DATASET CONTENT
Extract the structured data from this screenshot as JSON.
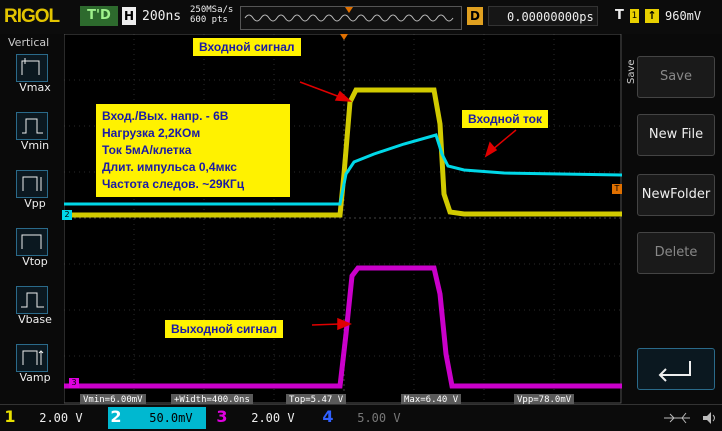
{
  "header": {
    "brand": "RIGOL",
    "trigger_status": "T'D",
    "horizontal_label": "H",
    "timebase": "200ns",
    "sample_rate": "250MSa/s",
    "memory_depth": "600 pts",
    "delay_label": "D",
    "delay_value": "0.00000000ps",
    "trigger_label": "T",
    "trigger_channel": "1",
    "trigger_level": "960mV"
  },
  "left_menu": {
    "title": "Vertical",
    "items": [
      "Vmax",
      "Vmin",
      "Vpp",
      "Vtop",
      "Vbase",
      "Vamp"
    ]
  },
  "right_menu": {
    "title": "Save",
    "items": [
      "Save",
      "New File",
      "NewFolder",
      "Delete"
    ]
  },
  "annotations": {
    "input_signal": "Входной сигнал",
    "input_current": "Входной ток",
    "output_signal": "Выходной сигнал",
    "info_lines": [
      "Вход./Вых. напр. - 6В",
      "Нагрузка 2,2КОм",
      "Ток  5мА/клетка",
      "Длит. импульса 0,4мкс",
      "Частота следов. ~29КГц"
    ]
  },
  "measurements": [
    "Vmin=6.00mV",
    "+Width=400.0ns",
    "Top=5.47 V",
    "Max=6.40 V",
    "Vpp=78.0mV"
  ],
  "channels": [
    {
      "num": "1",
      "scale": "2.00 V",
      "color": "#e8e000"
    },
    {
      "num": "2",
      "scale": "50.0mV",
      "color": "#00e0f0"
    },
    {
      "num": "3",
      "scale": "2.00 V",
      "color": "#e000e0"
    },
    {
      "num": "4",
      "scale": "5.00 V",
      "color": "#3060ff"
    }
  ],
  "channel_markers": {
    "ch2": "2",
    "ch3": "3"
  },
  "colors": {
    "ch1": "#e8e000",
    "ch2": "#00d8e8",
    "ch3": "#e000e0",
    "annotation_bg": "#fff200",
    "annotation_text": "#1a1aa6",
    "arrow": "#e00000"
  }
}
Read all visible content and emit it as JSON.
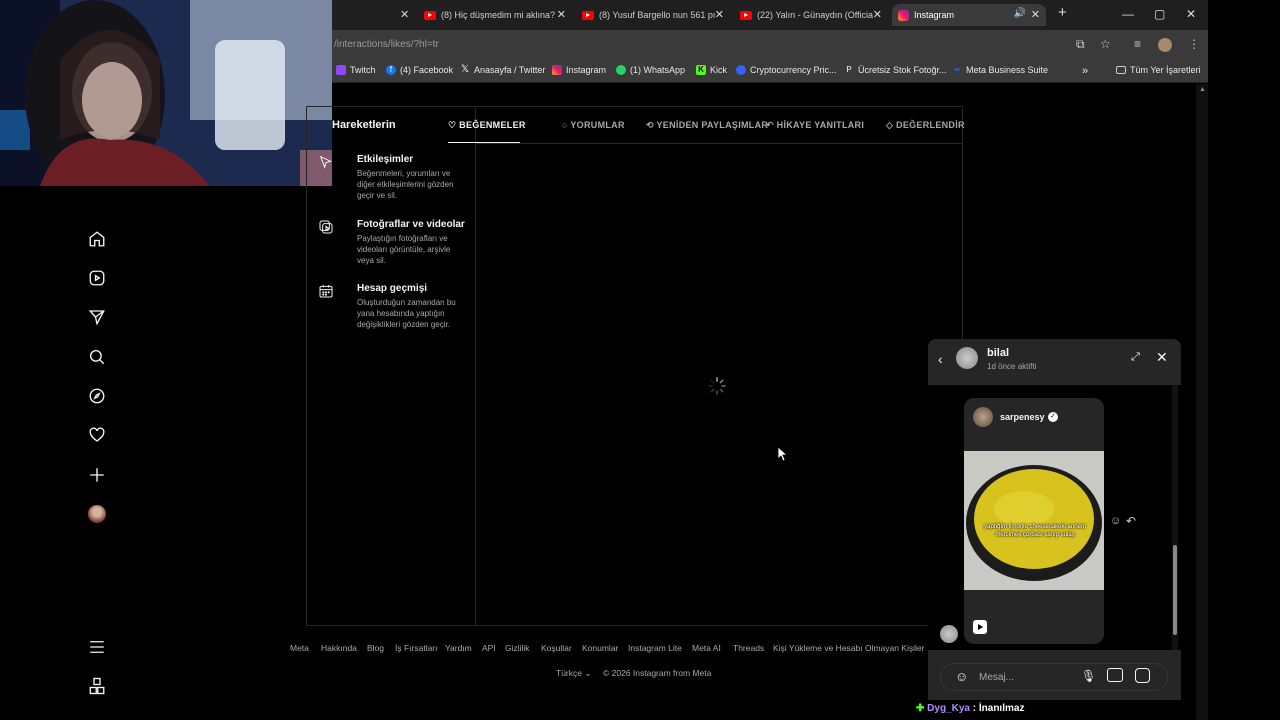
{
  "browser": {
    "tabs": [
      {
        "title": "(8) Hiç düşmedim mi aklına?",
        "favicon": "youtube-icon"
      },
      {
        "title": "(8) Yusuf Bargello nun 561 pı",
        "favicon": "youtube-icon"
      },
      {
        "title": "(22) Yalın - Günaydın (Officia",
        "favicon": "youtube-icon"
      },
      {
        "title": "Instagram",
        "favicon": "instagram-icon",
        "active": true
      }
    ],
    "address": "/interactions/likes/?hl=tr",
    "bookmarks": [
      {
        "label": "Twitch",
        "icon": "twitch-icon",
        "color": "#9146ff"
      },
      {
        "label": "(4) Facebook",
        "icon": "facebook-icon",
        "color": "#1877f2"
      },
      {
        "label": "Anasayfa / Twitter",
        "icon": "x-icon",
        "color": "#000000"
      },
      {
        "label": "Instagram",
        "icon": "instagram-icon",
        "color": "#e1306c"
      },
      {
        "label": "(1) WhatsApp",
        "icon": "whatsapp-icon",
        "color": "#25d366"
      },
      {
        "label": "Kick",
        "icon": "kick-icon",
        "color": "#53fc18"
      },
      {
        "label": "Cryptocurrency Pric...",
        "icon": "coinmarketcap-icon",
        "color": "#3861fb"
      },
      {
        "label": "Ücretsiz Stok Fotoğr...",
        "icon": "pexels-icon",
        "color": "#05a081"
      },
      {
        "label": "Meta Business Suite",
        "icon": "meta-icon",
        "color": "#0668e1"
      }
    ],
    "all_bookmarks": "Tüm Yer İşaretleri"
  },
  "panel": {
    "header": "Hareketlerin",
    "tabs": [
      "BEĞENMELER",
      "YORUMLAR",
      "YENİDEN PAYLAŞIMLAR",
      "HİKAYE YANITLARI",
      "DEĞERLENDİR"
    ],
    "active_tab": "BEĞENMELER",
    "menu": [
      {
        "title": "Etkileşimler",
        "desc": "Beğenmeleri, yorumları ve diğer etkileşimlerini gözden geçir ve sil.",
        "icon": "interactions-icon"
      },
      {
        "title": "Fotoğraflar ve videolar",
        "desc": "Paylaştığın fotoğrafları ve videoları görüntüle, arşivle veya sil.",
        "icon": "photos-videos-icon"
      },
      {
        "title": "Hesap geçmişi",
        "desc": "Oluşturduğun zamandan bu yana hesabında yaptığın değişiklikleri gözden geçir.",
        "icon": "calendar-icon"
      }
    ]
  },
  "footer": {
    "links": [
      "Meta",
      "Hakkında",
      "Blog",
      "İş Fırsatları",
      "Yardım",
      "API",
      "Gizlilik",
      "Koşullar",
      "Konumlar",
      "Instagram Lite",
      "Meta AI",
      "Threads",
      "Kişi Yükleme ve Hesabı Olmayan Kişiler"
    ],
    "language": "Türkçe",
    "copyright": "© 2026 Instagram from Meta"
  },
  "chat": {
    "name": "bilal",
    "status": "1d önce aktifti",
    "post_author": "sarpenesy",
    "post_caption": "yaptığım limonlu cheesecakeki annem mercimek çorbası sanıp sulaş",
    "input_placeholder": "Mesaj..."
  },
  "stream_chat": {
    "user": "Dyg_Kya",
    "message": ": İnanılmaz"
  }
}
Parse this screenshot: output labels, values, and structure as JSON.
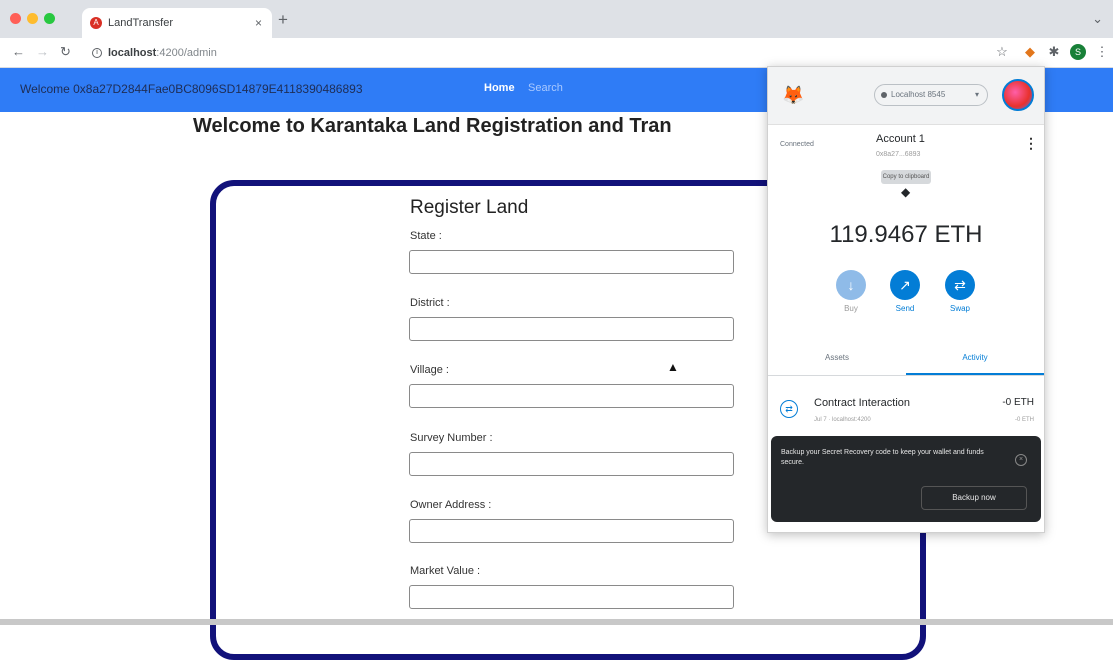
{
  "browser": {
    "tab_title": "LandTransfer",
    "tab_close": "×",
    "new_tab": "+",
    "url_host": "localhost",
    "url_path": ":4200/admin",
    "colors": {
      "tab_bar": "#dee1e6",
      "close": "#ff5f57",
      "minimize": "#febc2e",
      "maximize": "#28c840"
    },
    "icons": [
      "star-icon",
      "metamask-extension-icon",
      "puzzle-icon",
      "profile-icon",
      "menu-icon"
    ]
  },
  "app": {
    "nav": {
      "welcome": "Welcome 0x8a27D2844Fae0BC8096SD14879E4118390486893",
      "home": "Home",
      "search": "Search"
    },
    "heading": "Welcome to Karantaka Land Registration and Tran",
    "form": {
      "title": "Register Land",
      "fields": [
        {
          "label": "State :",
          "value": ""
        },
        {
          "label": "District :",
          "value": ""
        },
        {
          "label": "Village :",
          "value": ""
        },
        {
          "label": "Survey Number :",
          "value": ""
        },
        {
          "label": "Owner Address :",
          "value": ""
        },
        {
          "label": "Market Value :",
          "value": ""
        }
      ]
    },
    "colors": {
      "navbar": "#2f7cf6",
      "card_border": "#12127a"
    }
  },
  "metamask": {
    "network": "Localhost 8545",
    "connection_status": "Connected",
    "account_name": "Account 1",
    "account_address": "0x8a27...6893",
    "copy_tooltip": "Copy to clipboard",
    "balance": "119.9467 ETH",
    "actions": [
      {
        "label": "Buy",
        "icon": "download-icon",
        "enabled": false
      },
      {
        "label": "Send",
        "icon": "arrow-up-right-icon",
        "enabled": true
      },
      {
        "label": "Swap",
        "icon": "swap-icon",
        "enabled": true
      }
    ],
    "tabs": [
      {
        "label": "Assets",
        "active": false
      },
      {
        "label": "Activity",
        "active": true
      }
    ],
    "transactions": [
      {
        "title": "Contract Interaction",
        "subtitle": "Jul 7 · localhost:4200",
        "amount": "-0 ETH",
        "amount_sub": "-0 ETH"
      }
    ],
    "toast": {
      "text": "Backup your Secret Recovery code to keep your wallet and funds secure.",
      "button": "Backup now"
    },
    "colors": {
      "accent": "#037dd6",
      "toast_bg": "#24272a"
    }
  }
}
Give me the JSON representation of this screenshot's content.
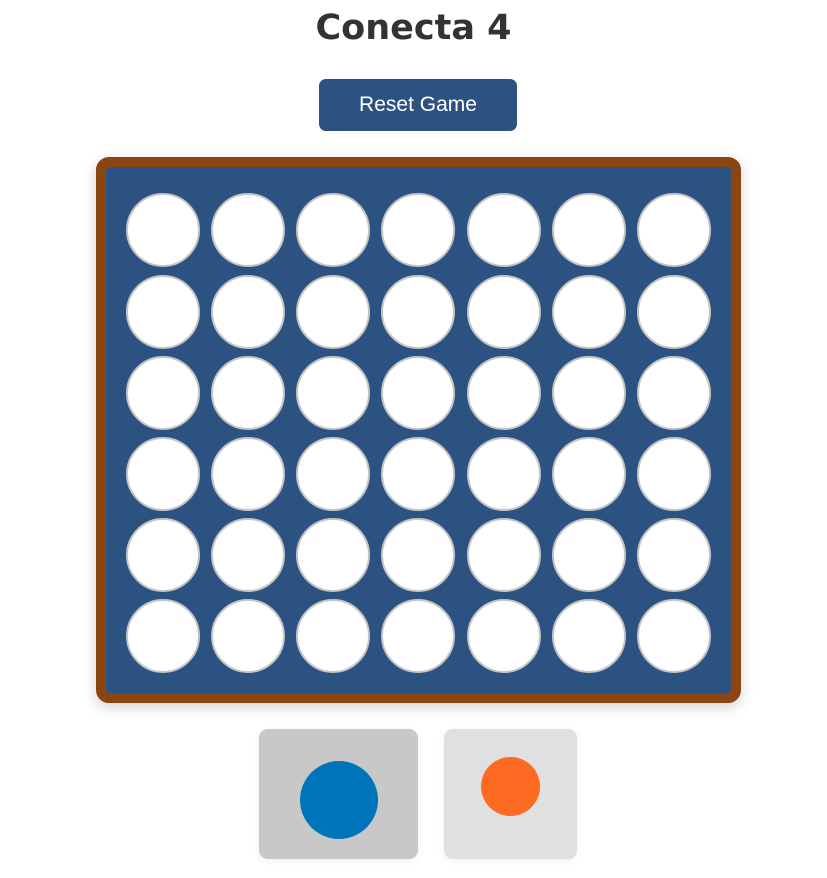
{
  "title": "Conecta 4",
  "reset_label": "Reset Game",
  "board": {
    "rows": 6,
    "columns": 7,
    "cells": [
      [
        "empty",
        "empty",
        "empty",
        "empty",
        "empty",
        "empty",
        "empty"
      ],
      [
        "empty",
        "empty",
        "empty",
        "empty",
        "empty",
        "empty",
        "empty"
      ],
      [
        "empty",
        "empty",
        "empty",
        "empty",
        "empty",
        "empty",
        "empty"
      ],
      [
        "empty",
        "empty",
        "empty",
        "empty",
        "empty",
        "empty",
        "empty"
      ],
      [
        "empty",
        "empty",
        "empty",
        "empty",
        "empty",
        "empty",
        "empty"
      ],
      [
        "empty",
        "empty",
        "empty",
        "empty",
        "empty",
        "empty",
        "empty"
      ]
    ]
  },
  "players": [
    {
      "color": "#0074b8",
      "active": true
    },
    {
      "color": "#ff6a23",
      "active": false
    }
  ],
  "colors": {
    "board": "#2c5282",
    "frame": "#8b4513",
    "button": "#2c5282"
  }
}
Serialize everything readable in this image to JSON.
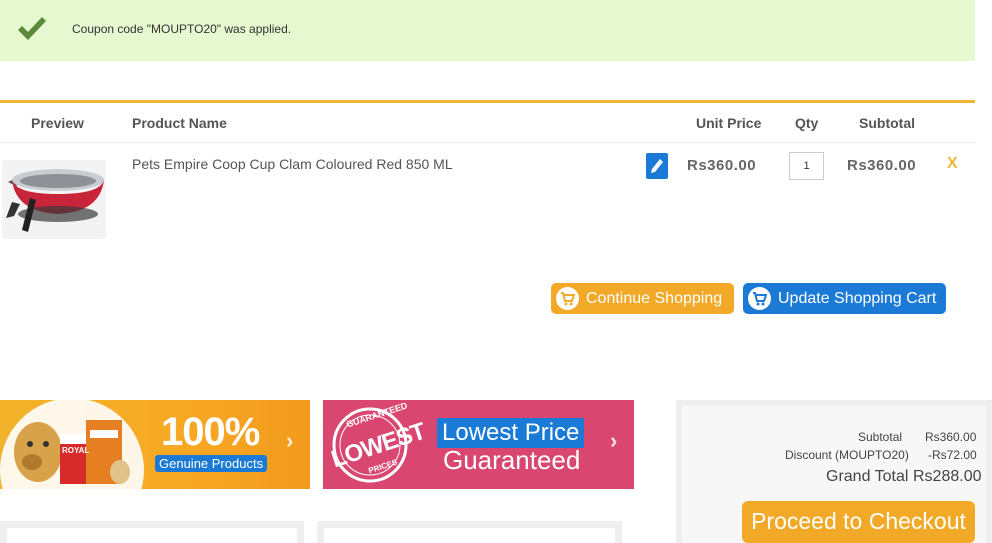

WRITTEN EXERCISE
Find every line in the records that contains the word "Входной"; copy those lines.

RESULT FOR THIS EXERCISE
    "input_signal": "Входной сигнал",
    "input_current": "Входной ток",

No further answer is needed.